- [SHORT EXERCISE]:
The listing must be reproduced in full, exactly as it stands.

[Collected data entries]

START

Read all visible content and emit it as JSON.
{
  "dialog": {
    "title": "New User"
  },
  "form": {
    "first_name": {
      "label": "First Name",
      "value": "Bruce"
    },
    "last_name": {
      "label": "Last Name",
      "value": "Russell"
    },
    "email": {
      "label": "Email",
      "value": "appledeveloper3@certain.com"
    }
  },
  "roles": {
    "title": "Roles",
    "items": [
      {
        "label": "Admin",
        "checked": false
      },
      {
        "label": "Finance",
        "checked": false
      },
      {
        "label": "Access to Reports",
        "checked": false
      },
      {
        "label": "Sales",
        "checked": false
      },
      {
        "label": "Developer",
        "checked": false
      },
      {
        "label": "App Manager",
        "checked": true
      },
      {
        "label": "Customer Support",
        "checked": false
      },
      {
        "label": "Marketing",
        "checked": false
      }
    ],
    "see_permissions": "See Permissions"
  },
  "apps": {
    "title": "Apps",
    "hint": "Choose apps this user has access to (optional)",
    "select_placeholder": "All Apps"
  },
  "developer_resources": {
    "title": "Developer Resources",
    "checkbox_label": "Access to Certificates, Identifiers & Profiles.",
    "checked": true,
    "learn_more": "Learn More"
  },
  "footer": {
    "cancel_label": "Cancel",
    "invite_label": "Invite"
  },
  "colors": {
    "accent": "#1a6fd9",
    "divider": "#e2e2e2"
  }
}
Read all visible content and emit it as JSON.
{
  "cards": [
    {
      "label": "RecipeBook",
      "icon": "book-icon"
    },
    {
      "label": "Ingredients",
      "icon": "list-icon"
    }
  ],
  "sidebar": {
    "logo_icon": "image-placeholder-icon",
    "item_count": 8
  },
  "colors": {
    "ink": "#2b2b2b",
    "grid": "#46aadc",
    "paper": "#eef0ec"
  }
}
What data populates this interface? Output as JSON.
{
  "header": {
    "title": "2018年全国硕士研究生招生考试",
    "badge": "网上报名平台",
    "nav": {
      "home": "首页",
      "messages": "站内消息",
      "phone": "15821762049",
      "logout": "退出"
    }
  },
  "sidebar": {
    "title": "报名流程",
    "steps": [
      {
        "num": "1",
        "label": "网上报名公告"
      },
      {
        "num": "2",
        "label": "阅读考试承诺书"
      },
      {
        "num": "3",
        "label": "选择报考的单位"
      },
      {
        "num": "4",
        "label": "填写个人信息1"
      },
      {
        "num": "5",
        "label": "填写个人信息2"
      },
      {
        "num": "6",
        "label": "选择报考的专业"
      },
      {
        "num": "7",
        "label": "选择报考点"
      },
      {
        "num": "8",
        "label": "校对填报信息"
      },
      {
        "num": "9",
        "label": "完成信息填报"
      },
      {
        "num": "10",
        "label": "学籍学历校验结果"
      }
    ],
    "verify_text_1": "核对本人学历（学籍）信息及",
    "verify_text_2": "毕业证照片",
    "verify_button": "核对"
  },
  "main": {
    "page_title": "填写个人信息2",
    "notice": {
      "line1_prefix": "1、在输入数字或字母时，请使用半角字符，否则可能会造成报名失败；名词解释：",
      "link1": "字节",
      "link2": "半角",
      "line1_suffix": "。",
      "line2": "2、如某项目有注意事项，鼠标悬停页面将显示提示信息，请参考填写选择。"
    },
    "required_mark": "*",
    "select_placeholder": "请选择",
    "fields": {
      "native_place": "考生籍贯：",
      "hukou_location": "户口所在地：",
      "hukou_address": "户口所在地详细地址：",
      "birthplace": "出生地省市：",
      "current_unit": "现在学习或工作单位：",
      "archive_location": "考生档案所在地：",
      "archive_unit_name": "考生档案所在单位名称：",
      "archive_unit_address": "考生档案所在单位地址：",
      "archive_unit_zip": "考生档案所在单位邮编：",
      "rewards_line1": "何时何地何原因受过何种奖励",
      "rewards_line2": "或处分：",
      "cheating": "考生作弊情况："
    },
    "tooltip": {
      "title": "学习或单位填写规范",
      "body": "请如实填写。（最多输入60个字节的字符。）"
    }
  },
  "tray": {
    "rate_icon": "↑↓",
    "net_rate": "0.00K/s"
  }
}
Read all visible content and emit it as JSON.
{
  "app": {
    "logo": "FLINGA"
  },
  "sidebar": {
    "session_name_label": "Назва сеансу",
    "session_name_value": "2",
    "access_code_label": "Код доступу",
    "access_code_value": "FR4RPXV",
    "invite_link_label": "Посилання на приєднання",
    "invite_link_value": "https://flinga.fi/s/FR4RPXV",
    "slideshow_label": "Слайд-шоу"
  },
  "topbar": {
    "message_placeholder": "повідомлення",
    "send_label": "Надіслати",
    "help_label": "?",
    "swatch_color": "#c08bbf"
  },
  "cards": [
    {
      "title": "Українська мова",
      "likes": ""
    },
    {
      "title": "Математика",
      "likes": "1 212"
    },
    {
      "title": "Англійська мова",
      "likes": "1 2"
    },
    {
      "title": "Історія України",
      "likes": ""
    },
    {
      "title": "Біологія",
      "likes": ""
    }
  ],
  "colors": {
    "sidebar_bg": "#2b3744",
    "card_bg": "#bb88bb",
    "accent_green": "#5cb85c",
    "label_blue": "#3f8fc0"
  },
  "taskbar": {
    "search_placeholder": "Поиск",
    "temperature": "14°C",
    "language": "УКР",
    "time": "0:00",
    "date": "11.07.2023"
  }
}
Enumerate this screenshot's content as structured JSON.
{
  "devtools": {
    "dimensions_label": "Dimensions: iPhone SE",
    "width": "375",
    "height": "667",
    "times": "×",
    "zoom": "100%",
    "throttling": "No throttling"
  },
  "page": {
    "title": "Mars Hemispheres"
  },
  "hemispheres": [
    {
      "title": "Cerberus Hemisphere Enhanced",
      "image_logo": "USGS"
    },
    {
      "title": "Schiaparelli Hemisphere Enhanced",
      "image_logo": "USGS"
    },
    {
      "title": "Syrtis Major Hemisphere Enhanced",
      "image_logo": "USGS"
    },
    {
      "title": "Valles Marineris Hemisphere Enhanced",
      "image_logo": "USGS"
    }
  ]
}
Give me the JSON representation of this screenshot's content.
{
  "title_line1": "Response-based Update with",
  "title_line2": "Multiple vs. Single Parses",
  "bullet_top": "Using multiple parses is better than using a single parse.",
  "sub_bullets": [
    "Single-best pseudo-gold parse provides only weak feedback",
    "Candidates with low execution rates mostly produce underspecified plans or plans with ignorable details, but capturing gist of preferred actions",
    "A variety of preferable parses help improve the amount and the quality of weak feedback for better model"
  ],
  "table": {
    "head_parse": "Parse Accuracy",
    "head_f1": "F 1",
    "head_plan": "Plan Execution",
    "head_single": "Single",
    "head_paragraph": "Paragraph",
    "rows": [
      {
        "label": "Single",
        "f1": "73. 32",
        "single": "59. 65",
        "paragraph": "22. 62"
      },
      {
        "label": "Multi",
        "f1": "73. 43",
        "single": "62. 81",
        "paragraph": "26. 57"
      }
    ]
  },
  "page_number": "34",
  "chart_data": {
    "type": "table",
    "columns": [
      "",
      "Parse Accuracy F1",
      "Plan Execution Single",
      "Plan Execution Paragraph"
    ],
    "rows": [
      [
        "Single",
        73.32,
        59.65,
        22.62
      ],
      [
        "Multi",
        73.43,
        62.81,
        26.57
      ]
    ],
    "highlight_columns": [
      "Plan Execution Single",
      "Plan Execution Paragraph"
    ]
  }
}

END

- [WRITTEN RESPONSE]:
Read all visible content and emit it as JSON.
{
  "dialog": {
    "title": "New User"
  },
  "form": {
    "first_name": {
      "label": "First Name",
      "value": "Bruce"
    },
    "last_name": {
      "label": "Last Name",
      "value": "Russell"
    },
    "email": {
      "label": "Email",
      "value": "appledeveloper3@certain.com"
    }
  },
  "roles": {
    "title": "Roles",
    "items": [
      {
        "label": "Admin",
        "checked": false
      },
      {
        "label": "Finance",
        "checked": false
      },
      {
        "label": "Access to Reports",
        "checked": false
      },
      {
        "label": "Sales",
        "checked": false
      },
      {
        "label": "Developer",
        "checked": false
      },
      {
        "label": "App Manager",
        "checked": true
      },
      {
        "label": "Customer Support",
        "checked": false
      },
      {
        "label": "Marketing",
        "checked": false
      }
    ],
    "see_permissions": "See Permissions"
  },
  "apps": {
    "title": "Apps",
    "hint": "Choose apps this user has access to (optional)",
    "select_placeholder": "All Apps"
  },
  "developer_resources": {
    "title": "Developer Resources",
    "checkbox_label": "Access to Certificates, Identifiers & Profiles.",
    "checked": true,
    "learn_more": "Learn More"
  },
  "footer": {
    "cancel_label": "Cancel",
    "invite_label": "Invite"
  },
  "colors": {
    "accent": "#1a6fd9",
    "divider": "#e2e2e2"
  }
}
Read all visible content and emit it as JSON.
{
  "cards": [
    {
      "label": "RecipeBook",
      "icon": "book-icon"
    },
    {
      "label": "Ingredients",
      "icon": "list-icon"
    }
  ],
  "sidebar": {
    "logo_icon": "image-placeholder-icon",
    "item_count": 8
  },
  "colors": {
    "ink": "#2b2b2b",
    "grid": "#46aadc",
    "paper": "#eef0ec"
  }
}
What data populates this interface? Output as JSON.
{
  "header": {
    "title": "2018年全国硕士研究生招生考试",
    "badge": "网上报名平台",
    "nav": {
      "home": "首页",
      "messages": "站内消息",
      "phone": "15821762049",
      "logout": "退出"
    }
  },
  "sidebar": {
    "title": "报名流程",
    "steps": [
      {
        "num": "1",
        "label": "网上报名公告"
      },
      {
        "num": "2",
        "label": "阅读考试承诺书"
      },
      {
        "num": "3",
        "label": "选择报考的单位"
      },
      {
        "num": "4",
        "label": "填写个人信息1"
      },
      {
        "num": "5",
        "label": "填写个人信息2"
      },
      {
        "num": "6",
        "label": "选择报考的专业"
      },
      {
        "num": "7",
        "label": "选择报考点"
      },
      {
        "num": "8",
        "label": "校对填报信息"
      },
      {
        "num": "9",
        "label": "完成信息填报"
      },
      {
        "num": "10",
        "label": "学籍学历校验结果"
      }
    ],
    "verify_text_1": "核对本人学历（学籍）信息及",
    "verify_text_2": "毕业证照片",
    "verify_button": "核对"
  },
  "main": {
    "page_title": "填写个人信息2",
    "notice": {
      "line1_prefix": "1、在输入数字或字母时，请使用半角字符，否则可能会造成报名失败；名词解释：",
      "link1": "字节",
      "link2": "半角",
      "line1_suffix": "。",
      "line2": "2、如某项目有注意事项，鼠标悬停页面将显示提示信息，请参考填写选择。"
    },
    "required_mark": "*",
    "select_placeholder": "请选择",
    "fields": {
      "native_place": "考生籍贯：",
      "hukou_location": "户口所在地：",
      "hukou_address": "户口所在地详细地址：",
      "birthplace": "出生地省市：",
      "current_unit": "现在学习或工作单位：",
      "archive_location": "考生档案所在地：",
      "archive_unit_name": "考生档案所在单位名称：",
      "archive_unit_address": "考生档案所在单位地址：",
      "archive_unit_zip": "考生档案所在单位邮编：",
      "rewards_line1": "何时何地何原因受过何种奖励",
      "rewards_line2": "或处分：",
      "cheating": "考生作弊情况："
    },
    "tooltip": {
      "title": "学习或单位填写规范",
      "body": "请如实填写。（最多输入60个字节的字符。）"
    }
  },
  "tray": {
    "rate_icon": "↑↓",
    "net_rate": "0.00K/s"
  }
}
Read all visible content and emit it as JSON.
{
  "app": {
    "logo": "FLINGA"
  },
  "sidebar": {
    "session_name_label": "Назва сеансу",
    "session_name_value": "2",
    "access_code_label": "Код доступу",
    "access_code_value": "FR4RPXV",
    "invite_link_label": "Посилання на приєднання",
    "invite_link_value": "https://flinga.fi/s/FR4RPXV",
    "slideshow_label": "Слайд-шоу"
  },
  "topbar": {
    "message_placeholder": "повідомлення",
    "send_label": "Надіслати",
    "help_label": "?",
    "swatch_color": "#c08bbf"
  },
  "cards": [
    {
      "title": "Українська мова",
      "likes": ""
    },
    {
      "title": "Математика",
      "likes": "1 212"
    },
    {
      "title": "Англійська мова",
      "likes": "1 2"
    },
    {
      "title": "Історія України",
      "likes": ""
    },
    {
      "title": "Біологія",
      "likes": ""
    }
  ],
  "colors": {
    "sidebar_bg": "#2b3744",
    "card_bg": "#bb88bb",
    "accent_green": "#5cb85c",
    "label_blue": "#3f8fc0"
  },
  "taskbar": {
    "search_placeholder": "Поиск",
    "temperature": "14°C",
    "language": "УКР",
    "time": "0:00",
    "date": "11.07.2023"
  }
}
Enumerate this screenshot's content as structured JSON.
{
  "devtools": {
    "dimensions_label": "Dimensions: iPhone SE",
    "width": "375",
    "height": "667",
    "times": "×",
    "zoom": "100%",
    "throttling": "No throttling"
  },
  "page": {
    "title": "Mars Hemispheres"
  },
  "hemispheres": [
    {
      "title": "Cerberus Hemisphere Enhanced",
      "image_logo": "USGS"
    },
    {
      "title": "Schiaparelli Hemisphere Enhanced",
      "image_logo": "USGS"
    },
    {
      "title": "Syrtis Major Hemisphere Enhanced",
      "image_logo": "USGS"
    },
    {
      "title": "Valles Marineris Hemisphere Enhanced",
      "image_logo": "USGS"
    }
  ]
}
Give me the JSON representation of this screenshot's content.
{
  "title_line1": "Response-based Update with",
  "title_line2": "Multiple vs. Single Parses",
  "bullet_top": "Using multiple parses is better than using a single parse.",
  "sub_bullets": [
    "Single-best pseudo-gold parse provides only weak feedback",
    "Candidates with low execution rates mostly produce underspecified plans or plans with ignorable details, but capturing gist of preferred actions",
    "A variety of preferable parses help improve the amount and the quality of weak feedback for better model"
  ],
  "table": {
    "head_parse": "Parse Accuracy",
    "head_f1": "F 1",
    "head_plan": "Plan Execution",
    "head_single": "Single",
    "head_paragraph": "Paragraph",
    "rows": [
      {
        "label": "Single",
        "f1": "73. 32",
        "single": "59. 65",
        "paragraph": "22. 62"
      },
      {
        "label": "Multi",
        "f1": "73. 43",
        "single": "62. 81",
        "paragraph": "26. 57"
      }
    ]
  },
  "page_number": "34",
  "chart_data": {
    "type": "table",
    "columns": [
      "",
      "Parse Accuracy F1",
      "Plan Execution Single",
      "Plan Execution Paragraph"
    ],
    "rows": [
      [
        "Single",
        73.32,
        59.65,
        22.62
      ],
      [
        "Multi",
        73.43,
        62.81,
        26.57
      ]
    ],
    "highlight_columns": [
      "Plan Execution Single",
      "Plan Execution Paragraph"
    ]
  }
}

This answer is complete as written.